Your task is to repeat the entries underneath exactly, minus the pictures.
BEGIN TASK MATERIAL
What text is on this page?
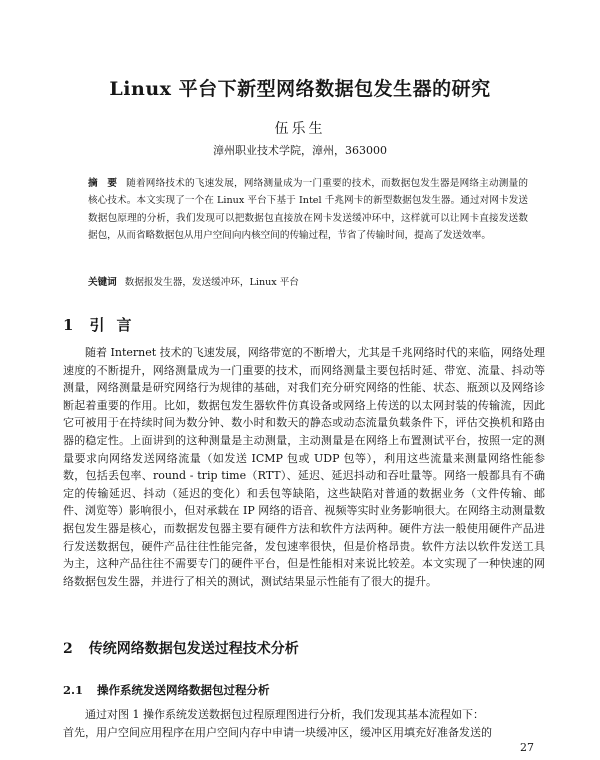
Linux 平台下新型网络数据包发生器的研究
伍乐生
漳州职业技术学院，漳州，363000
摘 要 随着网络技术的飞速发展，网络测量成为一门重要的技术，而数据包发生器是网络主动测量的核心技术。本文实现了一个在 Linux 平台下基于 Intel 千兆网卡的新型数据包发生器。通过对网卡发送数据包原理的分析，我们发现可以把数据包直接放在网卡发送缓冲环中，这样就可以让网卡直接发送数据包，从而省略数据包从用户空间向内核空间的传输过程，节省了传输时间，提高了发送效率。
关键词 数据报发生器，发送缓冲环，Linux 平台
1 引言

随着 Internet 技术的飞速发展，网络带宽的不断增大，尤其是千兆网络时代的来临，网络处理速度的不断提升，网络测量成为一门重要的技术，而网络测量主要包括时延、带宽、流量、抖动等测量，网络测量是研究网络行为规律的基础，对我们充分研究网络的性能、状态、瓶颈以及网络诊断起着重要的作用。比如，数据包发生器软件仿真设备或网络上传送的以太网封装的传输流，因此它可被用于在持续时间为数分钟、数小时和数天的静态或动态流量负载条件下，评估交换机和路由器的稳定性。上面讲到的这种测量是主动测量，主动测量是在网络上布置测试平台，按照一定的测量要求向网络发送网络流量（如发送 ICMP 包或 UDP 包等），利用这些流量来测量网络性能参数，包括丢包率、round - trip time（RTT）、延迟、延迟抖动和吞吐量等。网络一般都具有不确定的传输延迟、抖动（延迟的变化）和丢包等缺陷，这些缺陷对普通的数据业务（文件传输、邮件、浏览等）影响很小，但对承载在 IP 网络的语音、视频等实时业务影响很大。在网络主动测量数据包发生器是核心，而数据发包器主要有硬件方法和软件方法两种。硬件方法一般使用硬件产品进行发送数据包，硬件产品往往性能完备，发包速率很快，但是价格昂贵。软件方法以软件发送工具为主，这种产品往往不需要专门的硬件平台，但是性能相对来说比较差。本文实现了一种快速的网络数据包发生器，并进行了相关的测试，测试结果显示性能有了很大的提升。

2 传统网络数据包发送过程技术分析
2.1 操作系统发送网络数据包过程分析
通过对图 1 操作系统发送数据包过程原理图进行分析，我们发现其基本流程如下：
首先，用户空间应用程序在用户空间内存中申请一块缓冲区，缓冲区用填充好准备发送的
27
END TASK MATERIAL
* THE RESULT *
What text is on this page?
Linux 平台下新型网络数据包发生器的研究
伍乐生
漳州职业技术学院，漳州，363000
摘 要 随着网络技术的飞速发展，网络测量成为一门重要的技术，而数据包发生器是网络主动测量的核心技术。本文实现了一个在 Linux 平台下基于 Intel 千兆网卡的新型数据包发生器。通过对网卡发送数据包原理的分析，我们发现可以把数据包直接放在网卡发送缓冲环中，这样就可以让网卡直接发送数据包，从而省略数据包从用户空间向内核空间的传输过程，节省了传输时间，提高了发送效率。
关键词 数据报发生器，发送缓冲环，Linux 平台
1 引言

随着 Internet 技术的飞速发展，网络带宽的不断增大，尤其是千兆网络时代的来临，网络处理速度的不断提升，网络测量成为一门重要的技术，而网络测量主要包括时延、带宽、流量、抖动等测量，网络测量是研究网络行为规律的基础，对我们充分研究网络的性能、状态、瓶颈以及网络诊断起着重要的作用。比如，数据包发生器软件仿真设备或网络上传送的以太网封装的传输流，因此它可被用于在持续时间为数分钟、数小时和数天的静态或动态流量负载条件下，评估交换机和路由器的稳定性。上面讲到的这种测量是主动测量，主动测量是在网络上布置测试平台，按照一定的测量要求向网络发送网络流量（如发送 ICMP 包或 UDP 包等），利用这些流量来测量网络性能参数，包括丢包率、round - trip time（RTT）、延迟、延迟抖动和吞吐量等。网络一般都具有不确定的传输延迟、抖动（延迟的变化）和丢包等缺陷，这些缺陷对普通的数据业务（文件传输、邮件、浏览等）影响很小，但对承载在 IP 网络的语音、视频等实时业务影响很大。在网络主动测量数据包发生器是核心，而数据发包器主要有硬件方法和软件方法两种。硬件方法一般使用硬件产品进行发送数据包，硬件产品往往性能完备，发包速率很快，但是价格昂贵。软件方法以软件发送工具为主，这种产品往往不需要专门的硬件平台，但是性能相对来说比较差。本文实现了一种快速的网络数据包发生器，并进行了相关的测试，测试结果显示性能有了很大的提升。

2 传统网络数据包发送过程技术分析
2.1 操作系统发送网络数据包过程分析
通过对图 1 操作系统发送数据包过程原理图进行分析，我们发现其基本流程如下：
首先，用户空间应用程序在用户空间内存中申请一块缓冲区，缓冲区用填充好准备发送的
27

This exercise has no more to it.